Required work:
Exclude the pictures and reproduce the remaining data exactly as written.

Input material:
▶
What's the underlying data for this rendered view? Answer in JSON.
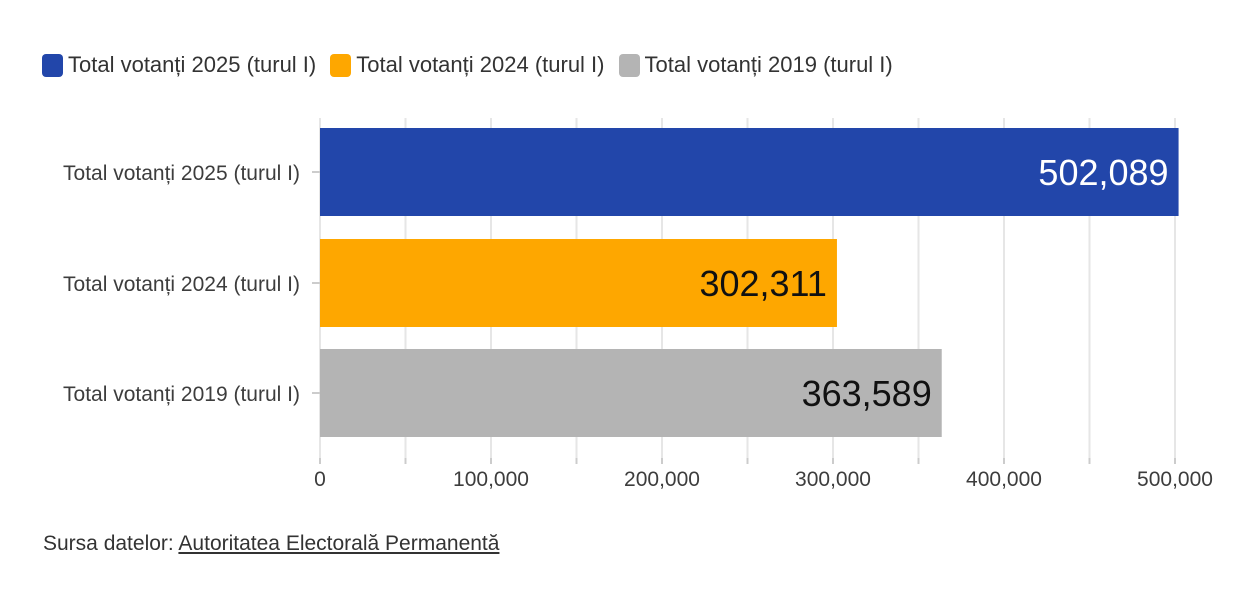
{
  "chart_data": {
    "type": "bar",
    "orientation": "horizontal",
    "categories": [
      "Total votanți 2025 (turul I)",
      "Total votanți 2024 (turul I)",
      "Total votanți 2019 (turul I)"
    ],
    "values": [
      502089,
      302311,
      363589
    ],
    "value_labels": [
      "502,089",
      "302,311",
      "363,589"
    ],
    "colors": [
      "#2246aa",
      "#fea700",
      "#b4b4b4"
    ],
    "value_label_colors": [
      "#ffffff",
      "#111111",
      "#111111"
    ],
    "xlim": [
      0,
      550000
    ],
    "xticks": [
      0,
      100000,
      200000,
      300000,
      400000,
      500000
    ],
    "xtick_labels": [
      "0",
      "100,000",
      "200,000",
      "300,000",
      "400,000",
      "500,000"
    ],
    "minor_gridlines": [
      50000,
      150000,
      250000,
      350000,
      450000,
      550000
    ],
    "grid": true,
    "legend_placement": "top-left"
  },
  "legend": {
    "items": [
      {
        "label": "Total votanți 2025 (turul I)",
        "color": "#2246aa"
      },
      {
        "label": "Total votanți 2024 (turul I)",
        "color": "#fea700"
      },
      {
        "label": "Total votanți 2019 (turul I)",
        "color": "#b4b4b4"
      }
    ]
  },
  "source": {
    "prefix": "Sursa datelor: ",
    "link_text": "Autoritatea Electorală Permanentă"
  }
}
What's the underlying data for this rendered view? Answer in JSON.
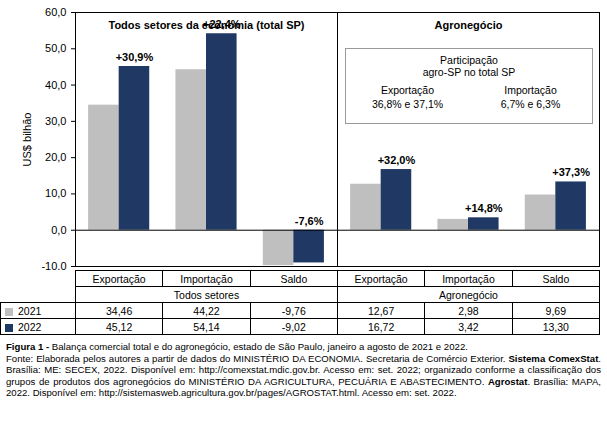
{
  "chart_data": {
    "type": "bar",
    "figure_label": "Figura 1 -",
    "title": "Balança comercial total e do agronegócio, estado de São Paulo, janeiro a agosto de 2021 e 2022.",
    "source": [
      {
        "text": "Fonte: Elaborada pelos autores a partir de dados do MINISTÉRIO DA ECONOMIA. Secretaria de Comércio Exterior. "
      },
      {
        "text": "Sistema ComexStat",
        "bold": true
      },
      {
        "text": ". Brasília: ME: SECEX, 2022. Disponível em: http://comexstat.mdic.gov.br. Acesso em: set. 2022; organizado conforme a classificação dos grupos de produtos dos agronegócios do MINISTÉRIO DA AGRICULTURA, PECUÁRIA E ABASTECIMENTO. "
      },
      {
        "text": "Agrostat",
        "bold": true
      },
      {
        "text": ". Brasília: MAPA, 2022. Disponível em: http://sistemasweb.agricultura.gov.br/pages/AGROSTAT.html. Acesso em: set. 2022."
      }
    ],
    "y_label": "US$ bilhão",
    "panel_titles": [
      "Todos setores da economia (total SP)",
      "Agronegócio"
    ],
    "categories": [
      "Exportação",
      "Importação",
      "Saldo",
      "Exportação",
      "Importação",
      "Saldo"
    ],
    "category_groups": [
      "Todos setores",
      "Todos setores",
      "Todos setores",
      "Agronegócio",
      "Agronegócio",
      "Agronegócio"
    ],
    "change_labels": [
      "+30,9%",
      "+22,4%",
      "-7,6%",
      "+32,0%",
      "+14,8%",
      "+37,3%"
    ],
    "series": [
      {
        "name": "2021",
        "color": "#bfbfbf",
        "values": [
          34.46,
          44.22,
          -9.76,
          12.67,
          2.98,
          9.69
        ],
        "value_labels": [
          "34,46",
          "44,22",
          "-9,76",
          "12,67",
          "2,98",
          "9,69"
        ]
      },
      {
        "name": "2022",
        "color": "#1f3864",
        "values": [
          45.12,
          54.14,
          -9.02,
          16.72,
          3.42,
          13.3
        ],
        "value_labels": [
          "45,12",
          "54,14",
          "-9,02",
          "16,72",
          "3,42",
          "13,30"
        ]
      }
    ],
    "inset_box": {
      "title_lines": [
        "Participação",
        "agro-SP no total SP"
      ],
      "items": [
        {
          "label": "Exportação",
          "text": "36,8% e 37,1%"
        },
        {
          "label": "Importação",
          "text": "6,7% e 6,3%"
        }
      ]
    },
    "ylim": [
      -10,
      60
    ],
    "yticks": [
      {
        "value": -10,
        "label": "-10,0"
      },
      {
        "value": 0,
        "label": "0,0"
      },
      {
        "value": 10,
        "label": "10,0"
      },
      {
        "value": 20,
        "label": "20,0"
      },
      {
        "value": 30,
        "label": "30,0"
      },
      {
        "value": 40,
        "label": "40,0"
      },
      {
        "value": 50,
        "label": "50,0"
      },
      {
        "value": 60,
        "label": "60,0"
      }
    ],
    "grid": false
  }
}
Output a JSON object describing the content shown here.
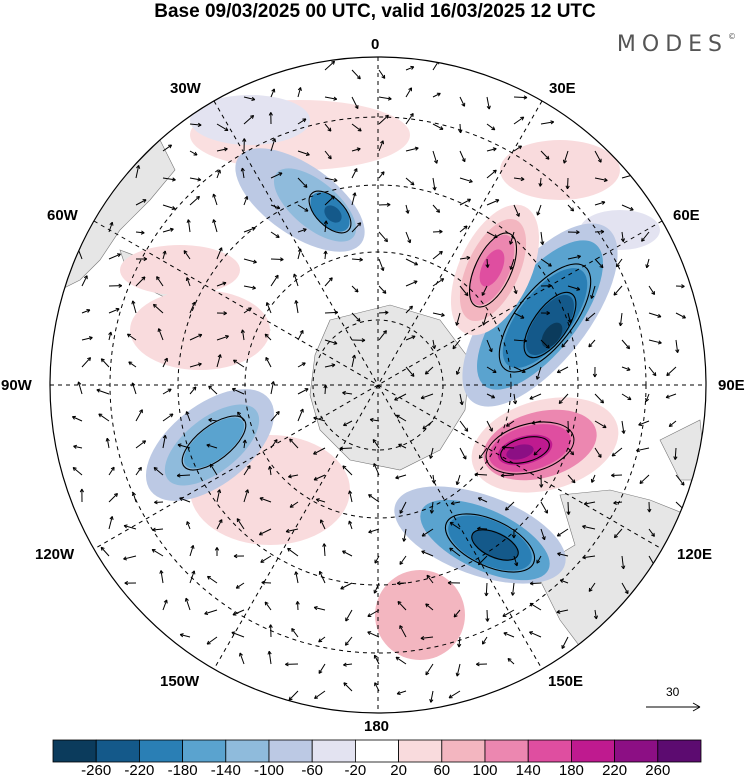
{
  "title": "Base 09/03/2025 00 UTC, valid 16/03/2025 12 UTC",
  "brand": "MODES",
  "brand_mark": "©",
  "longitude_labels": {
    "n": "0",
    "s": "180",
    "w": "90W",
    "e": "90E",
    "w30": "30W",
    "e30": "30E",
    "w60": "60W",
    "e60": "60E",
    "w120": "120W",
    "e120": "120E",
    "w150": "150W",
    "e150": "150E"
  },
  "vector_reference": "30",
  "colorbar": {
    "ticks": [
      "-260",
      "-220",
      "-180",
      "-140",
      "-100",
      "-60",
      "-20",
      "20",
      "60",
      "100",
      "140",
      "180",
      "220",
      "260"
    ],
    "colors": [
      "#0b3b5c",
      "#14598a",
      "#2a7fb5",
      "#5aa3cf",
      "#8fbbdc",
      "#bcc9e4",
      "#e3e3f1",
      "#ffffff",
      "#f9dbdd",
      "#f3b6c0",
      "#ec87b0",
      "#df4ea0",
      "#bf1a8f",
      "#8c0f84",
      "#5c0b70"
    ]
  },
  "anomalies": [
    {
      "name": "trough-1",
      "color": "#2a7fb5",
      "core": "#14598a"
    },
    {
      "name": "trough-2",
      "color": "#2a7fb5",
      "core": "#0b3b5c"
    },
    {
      "name": "trough-3",
      "color": "#5aa3cf",
      "core": "#2a7fb5"
    },
    {
      "name": "trough-4",
      "color": "#2a7fb5",
      "core": "#0b3b5c"
    },
    {
      "name": "ridge-1",
      "color": "#df4ea0",
      "core": "#bf1a8f"
    },
    {
      "name": "ridge-2",
      "color": "#bf1a8f",
      "core": "#8c0f84"
    }
  ]
}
◀
Task output:
What's the underlying data for this rendered view? Answer in JSON.
{
  "chart_data": {
    "type": "bar",
    "orientation": "horizontal",
    "categories": [
      "Total votanți 2025 (turul I)",
      "Total votanți 2024 (turul I)",
      "Total votanți 2019 (turul I)"
    ],
    "values": [
      502089,
      302311,
      363589
    ],
    "value_labels": [
      "502,089",
      "302,311",
      "363,589"
    ],
    "colors": [
      "#2246aa",
      "#fea700",
      "#b4b4b4"
    ],
    "value_label_colors": [
      "#ffffff",
      "#111111",
      "#111111"
    ],
    "xlim": [
      0,
      550000
    ],
    "xticks": [
      0,
      100000,
      200000,
      300000,
      400000,
      500000
    ],
    "xtick_labels": [
      "0",
      "100,000",
      "200,000",
      "300,000",
      "400,000",
      "500,000"
    ],
    "minor_gridlines": [
      50000,
      150000,
      250000,
      350000,
      450000,
      550000
    ],
    "grid": true,
    "legend_placement": "top-left"
  },
  "legend": {
    "items": [
      {
        "label": "Total votanți 2025 (turul I)",
        "color": "#2246aa"
      },
      {
        "label": "Total votanți 2024 (turul I)",
        "color": "#fea700"
      },
      {
        "label": "Total votanți 2019 (turul I)",
        "color": "#b4b4b4"
      }
    ]
  },
  "source": {
    "prefix": "Sursa datelor: ",
    "link_text": "Autoritatea Electorală Permanentă"
  }
}
What's the underlying data for this rendered view? Answer in JSON.
{
  "chart_data": {
    "type": "bar",
    "figure_label": "Figura 1 -",
    "title": "Balança comercial total e do agronegócio, estado de São Paulo, janeiro a agosto de 2021 e 2022.",
    "source": [
      {
        "text": "Fonte: Elaborada pelos autores a partir de dados do MINISTÉRIO DA ECONOMIA. Secretaria de Comércio Exterior. "
      },
      {
        "text": "Sistema ComexStat",
        "bold": true
      },
      {
        "text": ". Brasília: ME: SECEX, 2022. Disponível em: http://comexstat.mdic.gov.br. Acesso em: set. 2022; organizado conforme a classificação dos grupos de produtos dos agronegócios do MINISTÉRIO DA AGRICULTURA, PECUÁRIA E ABASTECIMENTO. "
      },
      {
        "text": "Agrostat",
        "bold": true
      },
      {
        "text": ". Brasília: MAPA, 2022. Disponível em: http://sistemasweb.agricultura.gov.br/pages/AGROSTAT.html. Acesso em: set. 2022."
      }
    ],
    "y_label": "US$ bilhão",
    "panel_titles": [
      "Todos setores da economia (total SP)",
      "Agronegócio"
    ],
    "categories": [
      "Exportação",
      "Importação",
      "Saldo",
      "Exportação",
      "Importação",
      "Saldo"
    ],
    "category_groups": [
      "Todos setores",
      "Todos setores",
      "Todos setores",
      "Agronegócio",
      "Agronegócio",
      "Agronegócio"
    ],
    "change_labels": [
      "+30,9%",
      "+22,4%",
      "-7,6%",
      "+32,0%",
      "+14,8%",
      "+37,3%"
    ],
    "series": [
      {
        "name": "2021",
        "color": "#bfbfbf",
        "values": [
          34.46,
          44.22,
          -9.76,
          12.67,
          2.98,
          9.69
        ],
        "value_labels": [
          "34,46",
          "44,22",
          "-9,76",
          "12,67",
          "2,98",
          "9,69"
        ]
      },
      {
        "name": "2022",
        "color": "#1f3864",
        "values": [
          45.12,
          54.14,
          -9.02,
          16.72,
          3.42,
          13.3
        ],
        "value_labels": [
          "45,12",
          "54,14",
          "-9,02",
          "16,72",
          "3,42",
          "13,30"
        ]
      }
    ],
    "inset_box": {
      "title_lines": [
        "Participação",
        "agro-SP no total SP"
      ],
      "items": [
        {
          "label": "Exportação",
          "text": "36,8% e 37,1%"
        },
        {
          "label": "Importação",
          "text": "6,7% e 6,3%"
        }
      ]
    },
    "ylim": [
      -10,
      60
    ],
    "yticks": [
      {
        "value": -10,
        "label": "-10,0"
      },
      {
        "value": 0,
        "label": "0,0"
      },
      {
        "value": 10,
        "label": "10,0"
      },
      {
        "value": 20,
        "label": "20,0"
      },
      {
        "value": 30,
        "label": "30,0"
      },
      {
        "value": 40,
        "label": "40,0"
      },
      {
        "value": 50,
        "label": "50,0"
      },
      {
        "value": 60,
        "label": "60,0"
      }
    ],
    "grid": false
  }
}
Output a JSON object describing the content shown here.
{
  "title": "Base 09/03/2025 00 UTC, valid 16/03/2025 12 UTC",
  "brand": "MODES",
  "brand_mark": "©",
  "longitude_labels": {
    "n": "0",
    "s": "180",
    "w": "90W",
    "e": "90E",
    "w30": "30W",
    "e30": "30E",
    "w60": "60W",
    "e60": "60E",
    "w120": "120W",
    "e120": "120E",
    "w150": "150W",
    "e150": "150E"
  },
  "vector_reference": "30",
  "colorbar": {
    "ticks": [
      "-260",
      "-220",
      "-180",
      "-140",
      "-100",
      "-60",
      "-20",
      "20",
      "60",
      "100",
      "140",
      "180",
      "220",
      "260"
    ],
    "colors": [
      "#0b3b5c",
      "#14598a",
      "#2a7fb5",
      "#5aa3cf",
      "#8fbbdc",
      "#bcc9e4",
      "#e3e3f1",
      "#ffffff",
      "#f9dbdd",
      "#f3b6c0",
      "#ec87b0",
      "#df4ea0",
      "#bf1a8f",
      "#8c0f84",
      "#5c0b70"
    ]
  },
  "anomalies": [
    {
      "name": "trough-1",
      "color": "#2a7fb5",
      "core": "#14598a"
    },
    {
      "name": "trough-2",
      "color": "#2a7fb5",
      "core": "#0b3b5c"
    },
    {
      "name": "trough-3",
      "color": "#5aa3cf",
      "core": "#2a7fb5"
    },
    {
      "name": "trough-4",
      "color": "#2a7fb5",
      "core": "#0b3b5c"
    },
    {
      "name": "ridge-1",
      "color": "#df4ea0",
      "core": "#bf1a8f"
    },
    {
      "name": "ridge-2",
      "color": "#bf1a8f",
      "core": "#8c0f84"
    }
  ]
}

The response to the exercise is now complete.